** begin DATA PROVIDED **

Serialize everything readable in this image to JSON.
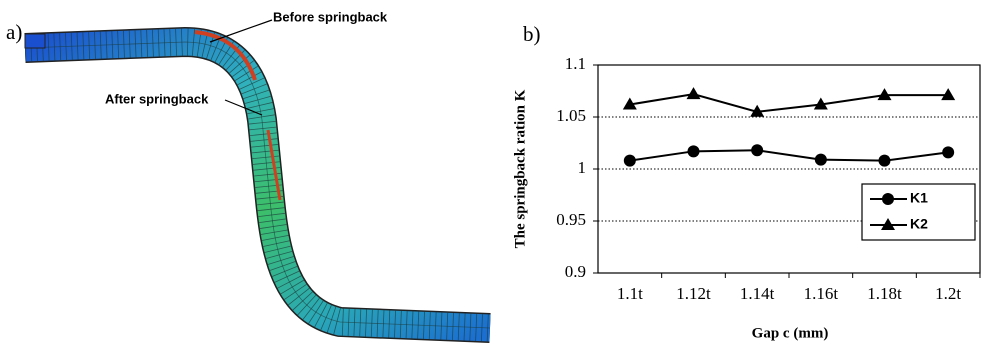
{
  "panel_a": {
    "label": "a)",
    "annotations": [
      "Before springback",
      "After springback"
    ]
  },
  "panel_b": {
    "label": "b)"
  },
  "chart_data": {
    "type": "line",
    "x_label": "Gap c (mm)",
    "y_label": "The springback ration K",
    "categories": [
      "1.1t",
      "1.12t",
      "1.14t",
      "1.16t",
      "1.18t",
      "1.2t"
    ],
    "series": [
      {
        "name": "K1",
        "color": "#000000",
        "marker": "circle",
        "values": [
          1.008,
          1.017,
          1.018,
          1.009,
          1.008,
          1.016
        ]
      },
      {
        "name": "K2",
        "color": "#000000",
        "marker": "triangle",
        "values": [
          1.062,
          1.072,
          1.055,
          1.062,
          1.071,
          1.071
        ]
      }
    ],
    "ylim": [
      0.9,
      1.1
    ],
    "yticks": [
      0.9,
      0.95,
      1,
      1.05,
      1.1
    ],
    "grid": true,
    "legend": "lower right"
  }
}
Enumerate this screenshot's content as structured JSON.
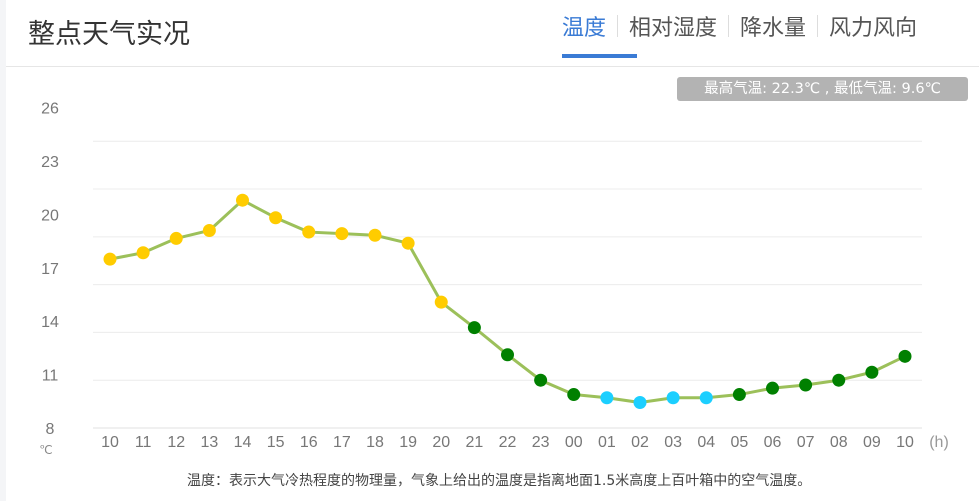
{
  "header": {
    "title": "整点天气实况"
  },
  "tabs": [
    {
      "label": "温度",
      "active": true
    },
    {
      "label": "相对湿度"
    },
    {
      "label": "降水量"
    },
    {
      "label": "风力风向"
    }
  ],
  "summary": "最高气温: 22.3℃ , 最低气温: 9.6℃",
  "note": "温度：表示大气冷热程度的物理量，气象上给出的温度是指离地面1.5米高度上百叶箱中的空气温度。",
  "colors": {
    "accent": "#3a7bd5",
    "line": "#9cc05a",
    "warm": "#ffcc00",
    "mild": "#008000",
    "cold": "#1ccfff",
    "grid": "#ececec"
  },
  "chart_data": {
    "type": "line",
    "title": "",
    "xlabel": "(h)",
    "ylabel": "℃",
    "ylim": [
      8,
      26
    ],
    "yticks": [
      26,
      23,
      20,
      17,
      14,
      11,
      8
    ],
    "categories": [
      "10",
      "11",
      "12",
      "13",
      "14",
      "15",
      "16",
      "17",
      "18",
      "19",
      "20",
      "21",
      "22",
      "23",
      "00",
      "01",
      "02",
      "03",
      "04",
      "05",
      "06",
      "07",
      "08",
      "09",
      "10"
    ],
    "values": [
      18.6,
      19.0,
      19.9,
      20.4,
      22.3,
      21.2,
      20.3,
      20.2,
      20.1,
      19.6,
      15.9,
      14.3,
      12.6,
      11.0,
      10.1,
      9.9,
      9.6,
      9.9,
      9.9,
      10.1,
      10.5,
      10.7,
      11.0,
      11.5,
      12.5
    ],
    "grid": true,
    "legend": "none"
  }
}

** end DATA PROVIDED **

> _SET EXERCISE_: Reproduce the full material exactly, excluding the pictures.

> _OUTPUT FOR THIS EXERCISE_:
Serialize everything readable in this image to JSON.
{
  "panel_a": {
    "label": "a)",
    "annotations": [
      "Before springback",
      "After springback"
    ]
  },
  "panel_b": {
    "label": "b)"
  },
  "chart_data": {
    "type": "line",
    "x_label": "Gap c (mm)",
    "y_label": "The springback ration K",
    "categories": [
      "1.1t",
      "1.12t",
      "1.14t",
      "1.16t",
      "1.18t",
      "1.2t"
    ],
    "series": [
      {
        "name": "K1",
        "color": "#000000",
        "marker": "circle",
        "values": [
          1.008,
          1.017,
          1.018,
          1.009,
          1.008,
          1.016
        ]
      },
      {
        "name": "K2",
        "color": "#000000",
        "marker": "triangle",
        "values": [
          1.062,
          1.072,
          1.055,
          1.062,
          1.071,
          1.071
        ]
      }
    ],
    "ylim": [
      0.9,
      1.1
    ],
    "yticks": [
      0.9,
      0.95,
      1,
      1.05,
      1.1
    ],
    "grid": true,
    "legend": "lower right"
  }
}
Enumerate this screenshot's content as structured JSON.
{
  "header": {
    "title": "整点天气实况"
  },
  "tabs": [
    {
      "label": "温度",
      "active": true
    },
    {
      "label": "相对湿度"
    },
    {
      "label": "降水量"
    },
    {
      "label": "风力风向"
    }
  ],
  "summary": "最高气温: 22.3℃ , 最低气温: 9.6℃",
  "note": "温度：表示大气冷热程度的物理量，气象上给出的温度是指离地面1.5米高度上百叶箱中的空气温度。",
  "colors": {
    "accent": "#3a7bd5",
    "line": "#9cc05a",
    "warm": "#ffcc00",
    "mild": "#008000",
    "cold": "#1ccfff",
    "grid": "#ececec"
  },
  "chart_data": {
    "type": "line",
    "title": "",
    "xlabel": "(h)",
    "ylabel": "℃",
    "ylim": [
      8,
      26
    ],
    "yticks": [
      26,
      23,
      20,
      17,
      14,
      11,
      8
    ],
    "categories": [
      "10",
      "11",
      "12",
      "13",
      "14",
      "15",
      "16",
      "17",
      "18",
      "19",
      "20",
      "21",
      "22",
      "23",
      "00",
      "01",
      "02",
      "03",
      "04",
      "05",
      "06",
      "07",
      "08",
      "09",
      "10"
    ],
    "values": [
      18.6,
      19.0,
      19.9,
      20.4,
      22.3,
      21.2,
      20.3,
      20.2,
      20.1,
      19.6,
      15.9,
      14.3,
      12.6,
      11.0,
      10.1,
      9.9,
      9.6,
      9.9,
      9.9,
      10.1,
      10.5,
      10.7,
      11.0,
      11.5,
      12.5
    ],
    "grid": true,
    "legend": "none"
  }
}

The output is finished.